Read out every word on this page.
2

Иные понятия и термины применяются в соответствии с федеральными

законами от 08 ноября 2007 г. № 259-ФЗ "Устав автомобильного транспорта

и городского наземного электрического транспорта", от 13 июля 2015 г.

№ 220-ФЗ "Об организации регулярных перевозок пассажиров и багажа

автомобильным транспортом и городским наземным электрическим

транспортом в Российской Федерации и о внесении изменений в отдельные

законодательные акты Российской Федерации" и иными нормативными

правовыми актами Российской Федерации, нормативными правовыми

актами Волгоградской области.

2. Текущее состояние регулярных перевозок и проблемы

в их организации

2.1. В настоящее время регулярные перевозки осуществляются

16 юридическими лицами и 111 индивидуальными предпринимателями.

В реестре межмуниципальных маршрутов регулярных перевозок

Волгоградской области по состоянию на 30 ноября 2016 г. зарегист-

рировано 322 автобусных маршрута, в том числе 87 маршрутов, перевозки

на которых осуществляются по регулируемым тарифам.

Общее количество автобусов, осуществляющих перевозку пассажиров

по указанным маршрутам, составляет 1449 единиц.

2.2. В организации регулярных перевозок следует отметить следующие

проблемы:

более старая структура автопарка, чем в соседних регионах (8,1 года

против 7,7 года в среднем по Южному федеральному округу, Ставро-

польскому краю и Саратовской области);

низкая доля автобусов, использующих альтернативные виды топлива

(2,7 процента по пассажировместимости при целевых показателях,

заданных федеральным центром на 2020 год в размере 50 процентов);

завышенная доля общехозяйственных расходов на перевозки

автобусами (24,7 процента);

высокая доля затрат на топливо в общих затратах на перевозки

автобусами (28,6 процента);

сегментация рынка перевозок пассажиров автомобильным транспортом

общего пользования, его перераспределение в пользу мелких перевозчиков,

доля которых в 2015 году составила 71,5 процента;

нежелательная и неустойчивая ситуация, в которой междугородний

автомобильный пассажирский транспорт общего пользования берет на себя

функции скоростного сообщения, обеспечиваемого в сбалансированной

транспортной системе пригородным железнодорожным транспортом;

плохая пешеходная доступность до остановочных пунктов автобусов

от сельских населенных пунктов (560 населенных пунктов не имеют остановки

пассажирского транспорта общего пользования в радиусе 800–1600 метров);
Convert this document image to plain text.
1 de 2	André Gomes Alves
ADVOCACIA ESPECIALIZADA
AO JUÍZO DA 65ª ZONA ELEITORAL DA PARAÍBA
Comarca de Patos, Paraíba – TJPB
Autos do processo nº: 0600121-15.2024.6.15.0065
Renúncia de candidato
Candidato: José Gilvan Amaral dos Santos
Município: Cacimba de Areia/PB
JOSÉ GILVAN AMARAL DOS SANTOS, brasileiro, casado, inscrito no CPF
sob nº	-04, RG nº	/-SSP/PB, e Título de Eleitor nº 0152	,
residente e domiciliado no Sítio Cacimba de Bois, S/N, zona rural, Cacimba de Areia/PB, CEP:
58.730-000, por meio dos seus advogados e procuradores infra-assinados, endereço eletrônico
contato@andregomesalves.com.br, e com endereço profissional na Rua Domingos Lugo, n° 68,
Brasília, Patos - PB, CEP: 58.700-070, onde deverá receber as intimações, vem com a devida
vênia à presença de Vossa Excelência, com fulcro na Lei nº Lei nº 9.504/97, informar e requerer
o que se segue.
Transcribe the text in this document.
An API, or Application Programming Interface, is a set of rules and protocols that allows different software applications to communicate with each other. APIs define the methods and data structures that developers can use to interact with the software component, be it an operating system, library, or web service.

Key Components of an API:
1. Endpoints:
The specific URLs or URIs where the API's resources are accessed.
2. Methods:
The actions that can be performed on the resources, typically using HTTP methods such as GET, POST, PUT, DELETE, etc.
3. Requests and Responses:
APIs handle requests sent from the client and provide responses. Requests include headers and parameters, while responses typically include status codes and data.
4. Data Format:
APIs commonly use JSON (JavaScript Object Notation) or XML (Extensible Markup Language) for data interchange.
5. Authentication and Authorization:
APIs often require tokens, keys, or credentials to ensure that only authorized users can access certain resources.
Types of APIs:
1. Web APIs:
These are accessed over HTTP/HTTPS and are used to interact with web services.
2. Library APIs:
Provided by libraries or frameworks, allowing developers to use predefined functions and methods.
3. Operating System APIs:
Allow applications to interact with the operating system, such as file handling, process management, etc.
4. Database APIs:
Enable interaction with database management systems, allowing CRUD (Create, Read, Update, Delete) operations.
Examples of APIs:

WORK TO DO
Find the line containing "Transcribe the text in this document.", then output it and every line after it to the end of the data, exactly.

TASK ANSWER
Transcribe the text in this document.
An API, or Application Programming Interface, is a set of rules and protocols that allows different software applications to communicate with each other. APIs define the methods and data structures that developers can use to interact with the software component, be it an operating system, library, or web service.

Key Components of an API:
1. Endpoints:
The specific URLs or URIs where the API's resources are accessed.
2. Methods:
The actions that can be performed on the resources, typically using HTTP methods such as GET, POST, PUT, DELETE, etc.
3. Requests and Responses:
APIs handle requests sent from the client and provide responses. Requests include headers and parameters, while responses typically include status codes and data.
4. Data Format:
APIs commonly use JSON (JavaScript Object Notation) or XML (Extensible Markup Language) for data interchange.
5. Authentication and Authorization:
APIs often require tokens, keys, or credentials to ensure that only authorized users can access certain resources.
Types of APIs:
1. Web APIs:
These are accessed over HTTP/HTTPS and are used to interact with web services.
2. Library APIs:
Provided by libraries or frameworks, allowing developers to use predefined functions and methods.
3. Operating System APIs:
Allow applications to interact with the operating system, such as file handling, process management, etc.
4. Database APIs:
Enable interaction with database management systems, allowing CRUD (Create, Read, Update, Delete) operations.
Examples of APIs:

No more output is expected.